(Data records)
---+---
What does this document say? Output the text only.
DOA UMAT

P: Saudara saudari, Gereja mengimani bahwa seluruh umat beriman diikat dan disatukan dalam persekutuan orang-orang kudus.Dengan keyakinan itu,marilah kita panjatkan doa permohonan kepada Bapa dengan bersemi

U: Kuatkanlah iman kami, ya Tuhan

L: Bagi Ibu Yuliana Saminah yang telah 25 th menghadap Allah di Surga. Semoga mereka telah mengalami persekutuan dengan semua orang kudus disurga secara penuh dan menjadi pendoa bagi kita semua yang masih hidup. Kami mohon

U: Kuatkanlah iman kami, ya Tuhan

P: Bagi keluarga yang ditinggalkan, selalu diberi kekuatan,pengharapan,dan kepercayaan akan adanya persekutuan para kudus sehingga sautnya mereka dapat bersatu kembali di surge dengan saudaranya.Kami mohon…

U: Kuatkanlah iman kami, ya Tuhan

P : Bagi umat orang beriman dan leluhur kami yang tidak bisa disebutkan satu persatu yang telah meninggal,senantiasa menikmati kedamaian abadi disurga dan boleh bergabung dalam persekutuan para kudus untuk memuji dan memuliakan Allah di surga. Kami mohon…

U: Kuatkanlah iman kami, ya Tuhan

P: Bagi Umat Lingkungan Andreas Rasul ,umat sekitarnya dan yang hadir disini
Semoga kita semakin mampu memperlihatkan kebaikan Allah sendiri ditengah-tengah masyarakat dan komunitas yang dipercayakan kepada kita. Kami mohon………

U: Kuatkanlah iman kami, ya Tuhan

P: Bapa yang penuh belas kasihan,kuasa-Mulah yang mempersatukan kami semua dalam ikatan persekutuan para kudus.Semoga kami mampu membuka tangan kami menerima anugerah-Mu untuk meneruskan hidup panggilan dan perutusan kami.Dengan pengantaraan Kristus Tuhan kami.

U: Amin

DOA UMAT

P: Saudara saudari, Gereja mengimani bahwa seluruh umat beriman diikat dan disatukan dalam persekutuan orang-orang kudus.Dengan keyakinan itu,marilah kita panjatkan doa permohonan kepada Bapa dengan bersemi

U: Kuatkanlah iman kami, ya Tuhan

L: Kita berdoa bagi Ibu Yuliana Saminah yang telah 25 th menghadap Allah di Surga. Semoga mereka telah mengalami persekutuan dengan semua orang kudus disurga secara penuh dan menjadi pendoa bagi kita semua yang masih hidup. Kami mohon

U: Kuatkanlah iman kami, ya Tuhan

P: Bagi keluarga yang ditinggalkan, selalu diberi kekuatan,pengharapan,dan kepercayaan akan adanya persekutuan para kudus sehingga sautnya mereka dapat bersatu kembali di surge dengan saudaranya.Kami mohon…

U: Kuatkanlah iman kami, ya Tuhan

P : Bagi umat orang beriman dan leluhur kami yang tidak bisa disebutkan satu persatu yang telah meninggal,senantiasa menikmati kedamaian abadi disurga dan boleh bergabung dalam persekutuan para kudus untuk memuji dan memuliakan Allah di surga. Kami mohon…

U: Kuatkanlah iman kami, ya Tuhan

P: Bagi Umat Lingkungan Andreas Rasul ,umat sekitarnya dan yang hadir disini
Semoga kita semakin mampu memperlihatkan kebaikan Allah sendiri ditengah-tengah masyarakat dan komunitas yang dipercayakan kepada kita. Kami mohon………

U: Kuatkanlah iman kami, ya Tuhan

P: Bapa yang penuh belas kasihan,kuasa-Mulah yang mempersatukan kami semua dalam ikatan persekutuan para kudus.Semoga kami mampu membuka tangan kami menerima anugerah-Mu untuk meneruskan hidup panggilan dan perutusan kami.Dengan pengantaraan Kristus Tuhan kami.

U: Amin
---+---
Written exercise:
Faithfully transcribe the whole of the data.

Task response:
What does this document say? Output the text only.
DOA UMAT

P: Saudara saudari, Gereja mengimani bahwa seluruh umat beriman diikat dan disatukan dalam persekutuan orang-orang kudus.Dengan keyakinan itu,marilah kita panjatkan doa permohonan kepada Bapa dengan bersemi

U: Kuatkanlah iman kami, ya Tuhan

L: Bagi Ibu Yuliana Saminah yang telah 25 th menghadap Allah di Surga. Semoga mereka telah mengalami persekutuan dengan semua orang kudus disurga secara penuh dan menjadi pendoa bagi kita semua yang masih hidup. Kami mohon

U: Kuatkanlah iman kami, ya Tuhan

P: Bagi keluarga yang ditinggalkan, selalu diberi kekuatan,pengharapan,dan kepercayaan akan adanya persekutuan para kudus sehingga sautnya mereka dapat bersatu kembali di surge dengan saudaranya.Kami mohon…

U: Kuatkanlah iman kami, ya Tuhan

P : Bagi umat orang beriman dan leluhur kami yang tidak bisa disebutkan satu persatu yang telah meninggal,senantiasa menikmati kedamaian abadi disurga dan boleh bergabung dalam persekutuan para kudus untuk memuji dan memuliakan Allah di surga. Kami mohon…

U: Kuatkanlah iman kami, ya Tuhan

P: Bagi Umat Lingkungan Andreas Rasul ,umat sekitarnya dan yang hadir disini
Semoga kita semakin mampu memperlihatkan kebaikan Allah sendiri ditengah-tengah masyarakat dan komunitas yang dipercayakan kepada kita. Kami mohon………

U: Kuatkanlah iman kami, ya Tuhan

P: Bapa yang penuh belas kasihan,kuasa-Mulah yang mempersatukan kami semua dalam ikatan persekutuan para kudus.Semoga kami mampu membuka tangan kami menerima anugerah-Mu untuk meneruskan hidup panggilan dan perutusan kami.Dengan pengantaraan Kristus Tuhan kami.

U: Amin

DOA UMAT

P: Saudara saudari, Gereja mengimani bahwa seluruh umat beriman diikat dan disatukan dalam persekutuan orang-orang kudus.Dengan keyakinan itu,marilah kita panjatkan doa permohonan kepada Bapa dengan bersemi

U: Kuatkanlah iman kami, ya Tuhan

L: Kita berdoa bagi Ibu Yuliana Saminah yang telah 25 th menghadap Allah di Surga. Semoga mereka telah mengalami persekutuan dengan semua orang kudus disurga secara penuh dan menjadi pendoa bagi kita semua yang masih hidup. Kami mohon

U: Kuatkanlah iman kami, ya Tuhan

P: Bagi keluarga yang ditinggalkan, selalu diberi kekuatan,pengharapan,dan kepercayaan akan adanya persekutuan para kudus sehingga sautnya mereka dapat bersatu kembali di surge dengan saudaranya.Kami mohon…

U: Kuatkanlah iman kami, ya Tuhan

P : Bagi umat orang beriman dan leluhur kami yang tidak bisa disebutkan satu persatu yang telah meninggal,senantiasa menikmati kedamaian abadi disurga dan boleh bergabung dalam persekutuan para kudus untuk memuji dan memuliakan Allah di surga. Kami mohon…

U: Kuatkanlah iman kami, ya Tuhan

P: Bagi Umat Lingkungan Andreas Rasul ,umat sekitarnya dan yang hadir disini
Semoga kita semakin mampu memperlihatkan kebaikan Allah sendiri ditengah-tengah masyarakat dan komunitas yang dipercayakan kepada kita. Kami mohon………

U: Kuatkanlah iman kami, ya Tuhan

P: Bapa yang penuh belas kasihan,kuasa-Mulah yang mempersatukan kami semua dalam ikatan persekutuan para kudus.Semoga kami mampu membuka tangan kami menerima anugerah-Mu untuk meneruskan hidup panggilan dan perutusan kami.Dengan pengantaraan Kristus Tuhan kami.

U: Amin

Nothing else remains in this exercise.